_Instructions to follow_
Filter the listing below, keeping only the lines with the word "Kriegsgefangenen".

:::::

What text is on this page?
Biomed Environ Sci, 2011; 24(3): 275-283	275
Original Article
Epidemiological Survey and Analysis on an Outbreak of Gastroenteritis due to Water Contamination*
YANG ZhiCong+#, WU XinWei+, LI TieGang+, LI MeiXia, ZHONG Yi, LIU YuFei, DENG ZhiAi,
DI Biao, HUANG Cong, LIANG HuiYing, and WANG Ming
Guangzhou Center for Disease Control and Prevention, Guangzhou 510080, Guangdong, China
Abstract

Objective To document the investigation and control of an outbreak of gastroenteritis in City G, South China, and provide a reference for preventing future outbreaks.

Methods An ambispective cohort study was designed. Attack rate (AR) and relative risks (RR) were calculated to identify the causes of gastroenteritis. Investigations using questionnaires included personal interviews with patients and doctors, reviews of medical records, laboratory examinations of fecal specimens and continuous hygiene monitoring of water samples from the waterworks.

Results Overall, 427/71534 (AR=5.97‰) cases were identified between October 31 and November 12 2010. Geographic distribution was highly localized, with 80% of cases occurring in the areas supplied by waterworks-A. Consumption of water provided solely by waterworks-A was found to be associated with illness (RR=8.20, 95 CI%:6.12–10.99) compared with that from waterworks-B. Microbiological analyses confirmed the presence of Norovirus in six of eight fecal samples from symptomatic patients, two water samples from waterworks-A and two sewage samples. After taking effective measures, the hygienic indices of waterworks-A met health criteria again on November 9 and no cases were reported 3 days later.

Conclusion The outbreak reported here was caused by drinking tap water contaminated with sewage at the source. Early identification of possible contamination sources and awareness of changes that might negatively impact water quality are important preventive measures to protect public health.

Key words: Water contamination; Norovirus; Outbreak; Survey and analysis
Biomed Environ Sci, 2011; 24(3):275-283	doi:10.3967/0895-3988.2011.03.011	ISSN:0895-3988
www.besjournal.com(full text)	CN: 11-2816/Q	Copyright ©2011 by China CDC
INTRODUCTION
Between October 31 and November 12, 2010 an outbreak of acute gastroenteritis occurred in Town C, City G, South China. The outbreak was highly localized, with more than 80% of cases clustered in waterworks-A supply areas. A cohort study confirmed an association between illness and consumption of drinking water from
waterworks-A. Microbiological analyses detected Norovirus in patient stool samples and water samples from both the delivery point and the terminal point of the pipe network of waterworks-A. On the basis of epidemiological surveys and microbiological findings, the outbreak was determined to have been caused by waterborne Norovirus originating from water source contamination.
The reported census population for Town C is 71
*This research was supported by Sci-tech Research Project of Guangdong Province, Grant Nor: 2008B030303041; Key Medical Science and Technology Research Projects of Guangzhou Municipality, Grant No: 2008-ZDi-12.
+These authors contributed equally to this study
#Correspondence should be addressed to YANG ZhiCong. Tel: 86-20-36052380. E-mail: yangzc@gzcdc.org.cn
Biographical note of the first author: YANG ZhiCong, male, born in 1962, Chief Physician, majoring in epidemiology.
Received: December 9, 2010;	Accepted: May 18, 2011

:::::

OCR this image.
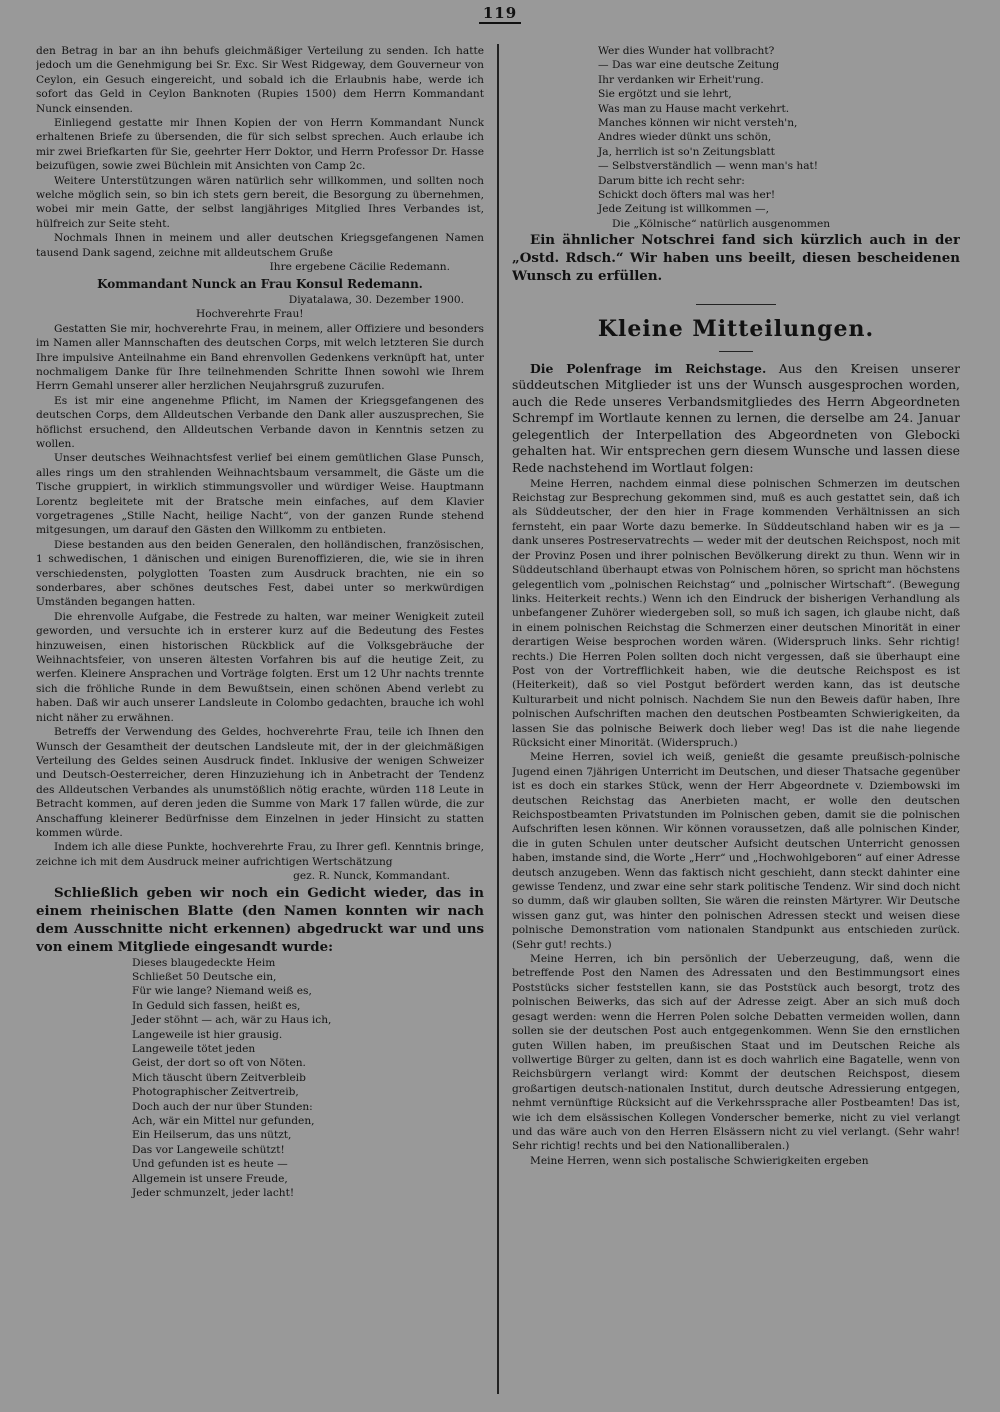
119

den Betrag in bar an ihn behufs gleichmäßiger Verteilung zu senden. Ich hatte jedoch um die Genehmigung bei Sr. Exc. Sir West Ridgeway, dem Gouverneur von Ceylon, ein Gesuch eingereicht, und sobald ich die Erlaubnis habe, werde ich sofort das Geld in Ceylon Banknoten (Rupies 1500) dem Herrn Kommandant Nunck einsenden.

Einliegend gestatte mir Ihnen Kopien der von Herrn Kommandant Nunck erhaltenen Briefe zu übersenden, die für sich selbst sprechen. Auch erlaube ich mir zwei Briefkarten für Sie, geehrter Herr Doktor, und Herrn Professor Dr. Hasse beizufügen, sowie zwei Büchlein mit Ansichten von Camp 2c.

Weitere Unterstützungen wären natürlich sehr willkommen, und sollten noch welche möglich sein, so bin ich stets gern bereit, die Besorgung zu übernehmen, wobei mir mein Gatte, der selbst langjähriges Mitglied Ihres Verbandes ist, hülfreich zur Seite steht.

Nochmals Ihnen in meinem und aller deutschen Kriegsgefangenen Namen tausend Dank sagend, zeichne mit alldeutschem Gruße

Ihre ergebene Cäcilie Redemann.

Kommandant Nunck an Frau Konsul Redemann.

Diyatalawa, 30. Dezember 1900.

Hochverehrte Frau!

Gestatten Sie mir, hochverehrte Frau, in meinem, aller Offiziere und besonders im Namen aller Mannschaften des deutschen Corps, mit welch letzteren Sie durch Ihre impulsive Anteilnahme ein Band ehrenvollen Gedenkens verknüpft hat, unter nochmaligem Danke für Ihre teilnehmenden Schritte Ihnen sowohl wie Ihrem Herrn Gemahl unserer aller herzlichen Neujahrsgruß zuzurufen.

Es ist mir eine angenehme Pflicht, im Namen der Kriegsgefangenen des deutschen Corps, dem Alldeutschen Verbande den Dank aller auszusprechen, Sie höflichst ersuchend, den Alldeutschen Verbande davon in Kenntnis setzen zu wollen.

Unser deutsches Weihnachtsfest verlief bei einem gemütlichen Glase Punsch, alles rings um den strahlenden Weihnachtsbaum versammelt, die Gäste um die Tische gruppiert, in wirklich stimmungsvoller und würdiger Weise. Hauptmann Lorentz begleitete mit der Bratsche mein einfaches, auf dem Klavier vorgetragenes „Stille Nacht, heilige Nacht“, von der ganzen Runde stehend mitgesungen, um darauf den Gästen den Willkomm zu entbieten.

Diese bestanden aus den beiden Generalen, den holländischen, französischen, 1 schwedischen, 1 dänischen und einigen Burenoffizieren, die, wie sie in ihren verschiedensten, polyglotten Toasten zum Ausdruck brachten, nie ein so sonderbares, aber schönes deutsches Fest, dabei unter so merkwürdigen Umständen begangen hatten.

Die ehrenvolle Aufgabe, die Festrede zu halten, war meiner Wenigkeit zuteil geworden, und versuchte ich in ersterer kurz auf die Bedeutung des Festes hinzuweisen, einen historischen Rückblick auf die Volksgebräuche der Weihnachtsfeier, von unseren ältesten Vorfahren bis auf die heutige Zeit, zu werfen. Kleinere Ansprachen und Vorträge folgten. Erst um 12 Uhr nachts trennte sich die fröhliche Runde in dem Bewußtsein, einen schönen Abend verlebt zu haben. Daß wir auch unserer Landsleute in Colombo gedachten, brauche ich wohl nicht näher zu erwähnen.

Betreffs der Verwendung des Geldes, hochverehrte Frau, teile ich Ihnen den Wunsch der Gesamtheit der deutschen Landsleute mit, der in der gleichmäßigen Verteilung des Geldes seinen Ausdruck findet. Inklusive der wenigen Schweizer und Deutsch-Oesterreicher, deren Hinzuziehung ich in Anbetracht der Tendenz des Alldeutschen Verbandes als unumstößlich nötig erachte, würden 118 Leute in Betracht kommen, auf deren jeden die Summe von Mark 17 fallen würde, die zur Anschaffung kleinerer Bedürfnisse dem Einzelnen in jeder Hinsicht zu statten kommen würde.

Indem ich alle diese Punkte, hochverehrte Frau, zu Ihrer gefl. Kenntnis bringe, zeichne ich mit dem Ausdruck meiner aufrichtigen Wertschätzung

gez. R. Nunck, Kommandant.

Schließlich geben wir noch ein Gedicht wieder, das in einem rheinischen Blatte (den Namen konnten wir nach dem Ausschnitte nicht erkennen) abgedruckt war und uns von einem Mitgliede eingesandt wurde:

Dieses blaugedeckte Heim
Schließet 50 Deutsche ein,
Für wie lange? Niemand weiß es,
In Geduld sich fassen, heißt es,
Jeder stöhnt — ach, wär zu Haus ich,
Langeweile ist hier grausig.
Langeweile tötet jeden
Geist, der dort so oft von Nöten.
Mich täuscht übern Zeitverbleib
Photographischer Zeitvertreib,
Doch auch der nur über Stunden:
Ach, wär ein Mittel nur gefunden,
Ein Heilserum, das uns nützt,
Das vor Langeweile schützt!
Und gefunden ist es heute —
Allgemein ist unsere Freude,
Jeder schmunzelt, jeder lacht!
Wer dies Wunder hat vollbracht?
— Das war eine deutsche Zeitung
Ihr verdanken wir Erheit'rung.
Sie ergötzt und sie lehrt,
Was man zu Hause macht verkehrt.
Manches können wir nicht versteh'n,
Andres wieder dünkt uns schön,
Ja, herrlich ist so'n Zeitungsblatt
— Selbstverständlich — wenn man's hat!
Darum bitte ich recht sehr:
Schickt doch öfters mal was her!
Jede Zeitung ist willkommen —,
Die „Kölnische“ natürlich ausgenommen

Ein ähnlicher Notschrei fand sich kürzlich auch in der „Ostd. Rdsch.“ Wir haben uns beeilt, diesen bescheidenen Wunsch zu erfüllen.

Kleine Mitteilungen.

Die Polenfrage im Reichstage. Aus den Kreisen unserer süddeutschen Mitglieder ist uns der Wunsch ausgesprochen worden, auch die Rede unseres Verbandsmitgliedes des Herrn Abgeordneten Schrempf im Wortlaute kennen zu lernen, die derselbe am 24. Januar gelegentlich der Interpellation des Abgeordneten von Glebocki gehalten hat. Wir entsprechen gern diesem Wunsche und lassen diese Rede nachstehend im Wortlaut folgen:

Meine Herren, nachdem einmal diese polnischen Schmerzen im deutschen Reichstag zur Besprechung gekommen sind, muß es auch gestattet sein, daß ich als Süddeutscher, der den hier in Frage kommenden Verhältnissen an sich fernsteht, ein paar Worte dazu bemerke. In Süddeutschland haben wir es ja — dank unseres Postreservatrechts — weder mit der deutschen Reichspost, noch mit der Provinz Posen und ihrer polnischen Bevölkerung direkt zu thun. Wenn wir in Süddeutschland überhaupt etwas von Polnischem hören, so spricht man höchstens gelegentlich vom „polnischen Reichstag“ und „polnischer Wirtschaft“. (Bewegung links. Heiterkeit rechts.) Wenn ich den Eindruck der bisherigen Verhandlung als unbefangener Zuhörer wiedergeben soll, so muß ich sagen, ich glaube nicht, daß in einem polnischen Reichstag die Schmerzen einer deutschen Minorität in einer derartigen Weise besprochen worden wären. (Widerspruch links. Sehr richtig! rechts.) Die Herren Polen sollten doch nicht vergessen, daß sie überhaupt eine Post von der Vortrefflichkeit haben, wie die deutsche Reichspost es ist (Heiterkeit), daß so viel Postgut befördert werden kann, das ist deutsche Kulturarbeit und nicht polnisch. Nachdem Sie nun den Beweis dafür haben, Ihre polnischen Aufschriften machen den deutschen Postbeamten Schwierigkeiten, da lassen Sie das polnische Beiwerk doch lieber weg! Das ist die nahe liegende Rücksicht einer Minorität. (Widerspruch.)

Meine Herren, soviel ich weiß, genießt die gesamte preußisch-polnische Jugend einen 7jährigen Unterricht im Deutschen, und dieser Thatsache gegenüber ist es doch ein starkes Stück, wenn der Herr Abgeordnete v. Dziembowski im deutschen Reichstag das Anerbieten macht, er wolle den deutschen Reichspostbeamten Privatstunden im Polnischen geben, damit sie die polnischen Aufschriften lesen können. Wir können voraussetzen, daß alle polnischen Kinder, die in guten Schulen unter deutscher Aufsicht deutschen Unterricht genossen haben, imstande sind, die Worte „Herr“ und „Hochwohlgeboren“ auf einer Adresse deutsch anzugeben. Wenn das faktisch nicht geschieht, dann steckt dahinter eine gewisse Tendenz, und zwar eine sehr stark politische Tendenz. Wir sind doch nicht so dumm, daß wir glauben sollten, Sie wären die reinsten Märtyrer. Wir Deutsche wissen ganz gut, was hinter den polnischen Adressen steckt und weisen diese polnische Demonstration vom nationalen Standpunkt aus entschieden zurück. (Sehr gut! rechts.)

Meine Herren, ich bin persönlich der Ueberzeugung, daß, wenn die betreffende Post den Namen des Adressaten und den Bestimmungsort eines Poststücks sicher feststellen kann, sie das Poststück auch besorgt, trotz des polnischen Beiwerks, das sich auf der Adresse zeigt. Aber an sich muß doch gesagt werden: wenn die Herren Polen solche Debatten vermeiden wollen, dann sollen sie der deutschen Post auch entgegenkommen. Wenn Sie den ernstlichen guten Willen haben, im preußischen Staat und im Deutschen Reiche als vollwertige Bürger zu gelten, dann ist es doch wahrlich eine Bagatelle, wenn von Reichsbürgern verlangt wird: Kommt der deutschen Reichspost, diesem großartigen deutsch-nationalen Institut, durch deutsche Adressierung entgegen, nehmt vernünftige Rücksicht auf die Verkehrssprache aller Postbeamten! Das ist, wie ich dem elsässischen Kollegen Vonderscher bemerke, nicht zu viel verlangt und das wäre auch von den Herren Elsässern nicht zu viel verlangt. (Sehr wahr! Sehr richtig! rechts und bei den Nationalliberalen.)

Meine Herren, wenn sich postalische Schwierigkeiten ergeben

:::::

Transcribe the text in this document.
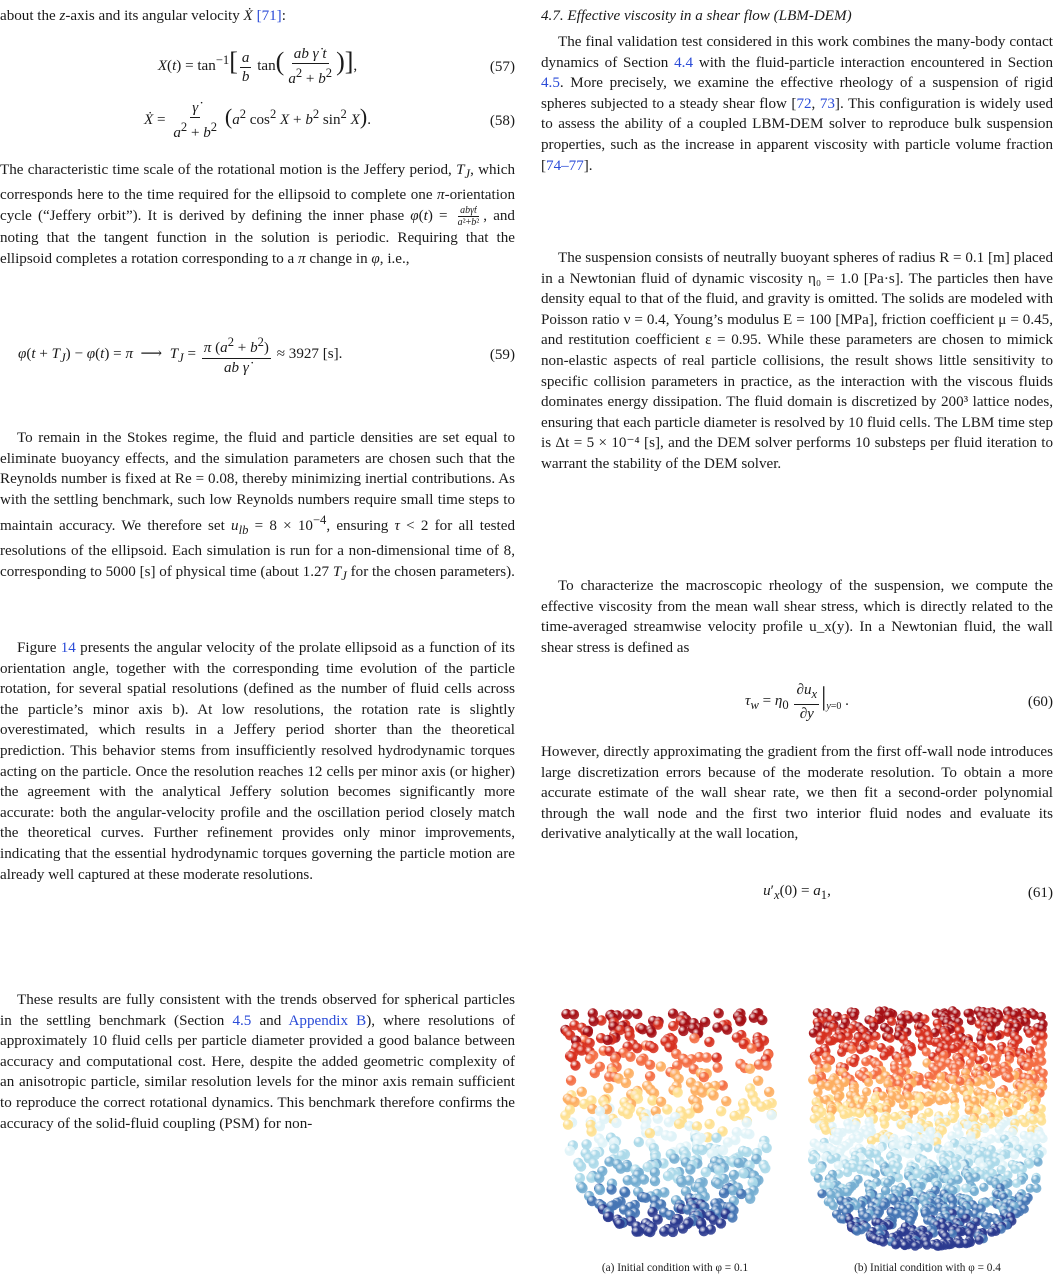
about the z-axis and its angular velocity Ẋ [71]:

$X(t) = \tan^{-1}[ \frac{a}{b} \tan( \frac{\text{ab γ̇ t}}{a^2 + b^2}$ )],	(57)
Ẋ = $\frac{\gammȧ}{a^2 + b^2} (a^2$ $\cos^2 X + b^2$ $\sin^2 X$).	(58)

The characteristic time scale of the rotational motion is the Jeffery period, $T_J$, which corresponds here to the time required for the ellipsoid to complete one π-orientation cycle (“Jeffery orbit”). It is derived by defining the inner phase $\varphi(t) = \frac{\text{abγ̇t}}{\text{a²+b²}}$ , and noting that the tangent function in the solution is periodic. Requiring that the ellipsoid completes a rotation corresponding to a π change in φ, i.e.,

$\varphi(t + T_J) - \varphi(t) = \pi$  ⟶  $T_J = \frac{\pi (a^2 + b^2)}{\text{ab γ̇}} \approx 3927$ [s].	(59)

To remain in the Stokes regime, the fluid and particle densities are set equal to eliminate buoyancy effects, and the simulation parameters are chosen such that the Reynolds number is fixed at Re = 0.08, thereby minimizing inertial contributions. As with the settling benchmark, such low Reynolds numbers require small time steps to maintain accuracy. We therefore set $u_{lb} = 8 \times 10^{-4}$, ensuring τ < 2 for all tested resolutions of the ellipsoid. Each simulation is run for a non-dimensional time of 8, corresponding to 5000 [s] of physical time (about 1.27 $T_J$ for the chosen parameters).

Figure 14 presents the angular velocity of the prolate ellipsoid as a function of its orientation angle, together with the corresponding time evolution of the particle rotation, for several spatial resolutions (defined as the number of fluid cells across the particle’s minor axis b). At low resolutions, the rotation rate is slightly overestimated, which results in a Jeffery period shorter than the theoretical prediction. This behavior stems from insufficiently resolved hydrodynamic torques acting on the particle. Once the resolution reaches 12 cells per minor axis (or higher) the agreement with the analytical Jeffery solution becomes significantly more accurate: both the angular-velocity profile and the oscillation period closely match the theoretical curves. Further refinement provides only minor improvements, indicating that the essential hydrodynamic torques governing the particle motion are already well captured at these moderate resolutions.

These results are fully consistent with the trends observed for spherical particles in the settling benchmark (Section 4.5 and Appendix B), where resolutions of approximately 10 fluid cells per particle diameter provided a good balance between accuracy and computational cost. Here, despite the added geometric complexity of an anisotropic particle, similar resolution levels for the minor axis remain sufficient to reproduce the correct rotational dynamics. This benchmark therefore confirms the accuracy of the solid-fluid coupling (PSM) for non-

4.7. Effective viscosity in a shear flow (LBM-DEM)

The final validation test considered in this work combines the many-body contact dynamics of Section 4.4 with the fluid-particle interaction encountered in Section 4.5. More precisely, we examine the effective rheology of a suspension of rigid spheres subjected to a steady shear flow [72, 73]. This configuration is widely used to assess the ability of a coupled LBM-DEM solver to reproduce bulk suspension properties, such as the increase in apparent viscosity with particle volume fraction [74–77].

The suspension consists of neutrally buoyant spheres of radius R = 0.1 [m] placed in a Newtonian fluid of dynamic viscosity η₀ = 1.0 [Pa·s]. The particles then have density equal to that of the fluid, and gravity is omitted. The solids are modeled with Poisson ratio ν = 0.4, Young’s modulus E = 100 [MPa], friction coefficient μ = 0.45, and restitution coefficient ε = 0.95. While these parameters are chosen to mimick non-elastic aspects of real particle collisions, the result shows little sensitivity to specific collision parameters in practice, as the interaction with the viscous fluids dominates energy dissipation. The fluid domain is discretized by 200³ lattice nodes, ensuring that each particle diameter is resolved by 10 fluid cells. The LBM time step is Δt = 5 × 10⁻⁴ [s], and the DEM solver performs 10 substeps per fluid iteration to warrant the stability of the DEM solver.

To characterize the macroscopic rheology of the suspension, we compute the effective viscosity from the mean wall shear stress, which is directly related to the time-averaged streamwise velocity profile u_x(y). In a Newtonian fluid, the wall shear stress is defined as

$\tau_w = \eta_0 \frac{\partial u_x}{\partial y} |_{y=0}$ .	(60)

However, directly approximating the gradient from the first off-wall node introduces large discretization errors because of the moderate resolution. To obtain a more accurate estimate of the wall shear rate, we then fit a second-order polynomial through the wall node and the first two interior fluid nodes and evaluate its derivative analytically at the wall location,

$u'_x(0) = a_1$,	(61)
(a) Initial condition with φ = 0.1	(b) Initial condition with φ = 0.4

:::::

_Solution to this task_
Nochmals Ihnen in meinem und aller deutschen Kriegsgefangenen Namen tausend Dank sagend, zeichne mit alldeutschem Gruße
Es ist mir eine angenehme Pflicht, im Namen der Kriegsgefangenen des deutschen Corps, dem Alldeutschen Verbande den Dank aller auszusprechen, Sie höflichst ersuchend, den Alldeutschen Verbande davon in Kenntnis setzen zu wollen.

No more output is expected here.